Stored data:
* Start *
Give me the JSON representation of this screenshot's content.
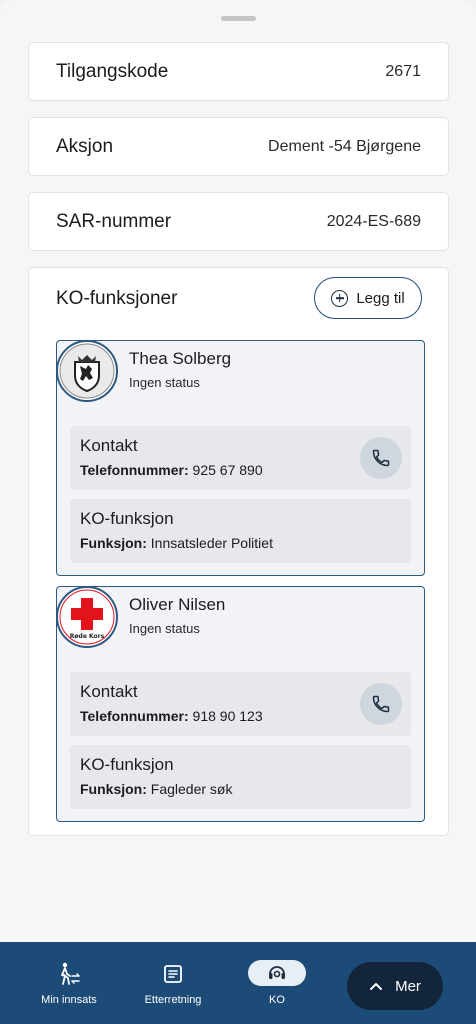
{
  "info_rows": [
    {
      "label": "Tilgangskode",
      "value": "2671"
    },
    {
      "label": "Aksjon",
      "value": "Dement -54 Bjørgene"
    },
    {
      "label": "SAR-nummer",
      "value": "2024-ES-689"
    }
  ],
  "ko": {
    "header": "KO-funksjoner",
    "add_label": "Legg til",
    "persons": [
      {
        "name": "Thea Solberg",
        "status": "Ingen status",
        "org_icon": "politi-logo",
        "contact_title": "Kontakt",
        "phone_label": "Telefonnummer:",
        "phone": "925 67 890",
        "function_title": "KO-funksjon",
        "function_label": "Funksjon:",
        "function": "Innsatsleder Politiet"
      },
      {
        "name": "Oliver Nilsen",
        "status": "Ingen status",
        "org_icon": "rode-kors-logo",
        "org_text": "Røde Kors",
        "contact_title": "Kontakt",
        "phone_label": "Telefonnummer:",
        "phone": "918 90 123",
        "function_title": "KO-funksjon",
        "function_label": "Funksjon:",
        "function": "Fagleder søk"
      }
    ]
  },
  "nav": {
    "items": [
      {
        "label": "Min innsats",
        "icon": "person-walking-icon"
      },
      {
        "label": "Etterretning",
        "icon": "document-icon"
      },
      {
        "label": "KO",
        "icon": "headset-icon",
        "active": true
      }
    ],
    "more_label": "Mer"
  },
  "colors": {
    "nav_bg": "#1d4b77",
    "accent_border": "#2c5882",
    "more_bg": "#13253a"
  }
}
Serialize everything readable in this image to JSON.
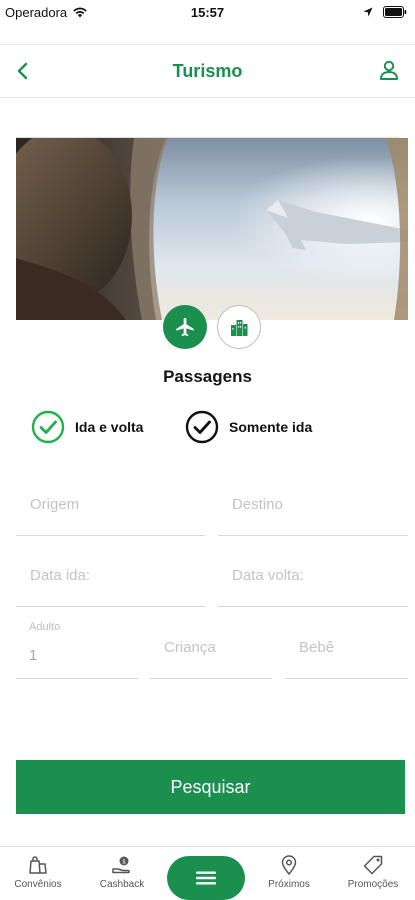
{
  "status_bar": {
    "carrier": "Operadora",
    "time": "15:57"
  },
  "nav": {
    "title": "Turismo"
  },
  "section": {
    "title": "Passagens"
  },
  "trip_type": {
    "round_trip": "Ida e volta",
    "one_way": "Somente ida"
  },
  "form": {
    "origin_placeholder": "Origem",
    "destination_placeholder": "Destino",
    "depart_placeholder": "Data ida:",
    "return_placeholder": "Data volta:",
    "adults_label": "Adulto",
    "adults_value": "1",
    "children_placeholder": "Criança",
    "infants_placeholder": "Bebê"
  },
  "search_button": "Pesquisar",
  "tabs": [
    {
      "label": "Convênios",
      "icon": "shopping-bag-icon"
    },
    {
      "label": "Cashback",
      "icon": "cashback-hand-icon"
    },
    {
      "label": "",
      "icon": "menu-icon"
    },
    {
      "label": "Próximos",
      "icon": "map-pin-icon"
    },
    {
      "label": "Promoções",
      "icon": "price-tag-icon"
    }
  ],
  "colors": {
    "brand_green": "#1b8f4e",
    "check_green": "#22b14c"
  }
}
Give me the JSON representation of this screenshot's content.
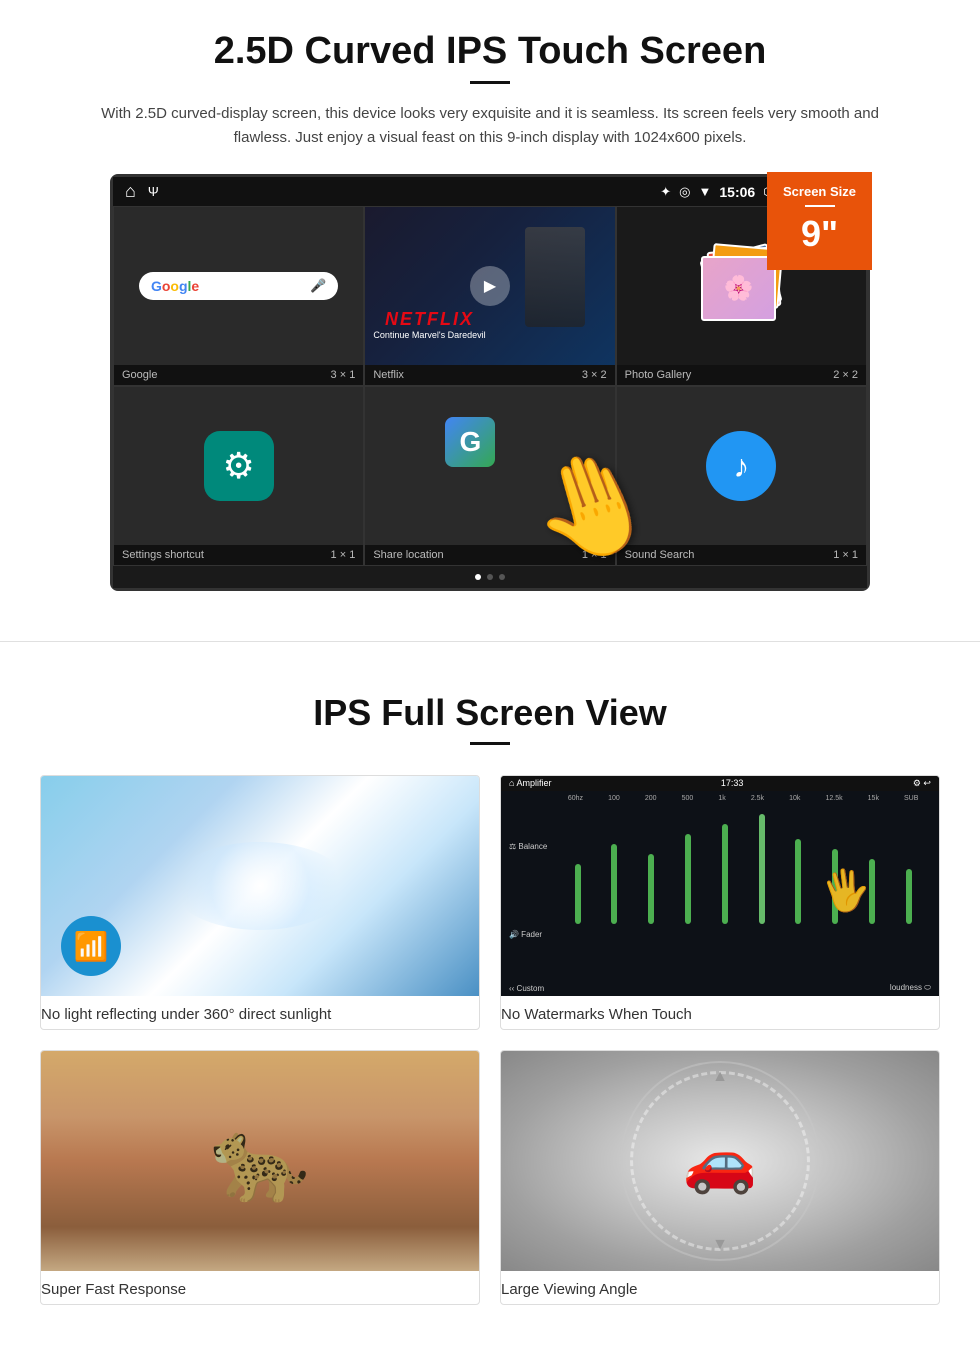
{
  "section1": {
    "title": "2.5D Curved IPS Touch Screen",
    "description": "With 2.5D curved-display screen, this device looks very exquisite and it is seamless. Its screen feels very smooth and flawless. Just enjoy a visual feast on this 9-inch display with 1024x600 pixels.",
    "badge": {
      "label": "Screen Size",
      "size": "9\"",
      "unit": ""
    },
    "statusBar": {
      "time": "15:06",
      "icons": [
        "bluetooth",
        "location",
        "wifi",
        "camera",
        "volume",
        "close",
        "window",
        "back"
      ]
    },
    "apps": [
      {
        "name": "Google",
        "grid": "3 × 1",
        "type": "google"
      },
      {
        "name": "Netflix",
        "grid": "3 × 2",
        "type": "netflix",
        "subtitle": "Continue Marvel's Daredevil"
      },
      {
        "name": "Photo Gallery",
        "grid": "2 × 2",
        "type": "gallery"
      },
      {
        "name": "Settings shortcut",
        "grid": "1 × 1",
        "type": "settings"
      },
      {
        "name": "Share location",
        "grid": "1 × 1",
        "type": "share"
      },
      {
        "name": "Sound Search",
        "grid": "1 × 1",
        "type": "sound"
      }
    ]
  },
  "section2": {
    "title": "IPS Full Screen View",
    "features": [
      {
        "caption": "No light reflecting under 360° direct sunlight",
        "type": "sunlight"
      },
      {
        "caption": "No Watermarks When Touch",
        "type": "amplifier"
      },
      {
        "caption": "Super Fast Response",
        "type": "cheetah"
      },
      {
        "caption": "Large Viewing Angle",
        "type": "car"
      }
    ]
  },
  "amplifier": {
    "title": "Amplifier",
    "time": "17:33",
    "freqLabels": [
      "60hz",
      "100hz",
      "200hz",
      "500hz",
      "1k",
      "2.5k",
      "10k",
      "12.5k",
      "15k",
      "SUB"
    ],
    "sliderHeights": [
      60,
      80,
      70,
      90,
      100,
      110,
      85,
      75,
      65,
      55
    ],
    "labels": [
      "Balance",
      "Fader"
    ],
    "bottomLeft": "Custom",
    "bottomRight": "loudness"
  }
}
* End *
SET EXERCISE: Give only the count of lines in this material that contain the string "name".

PROBLEM SOLUTION: 8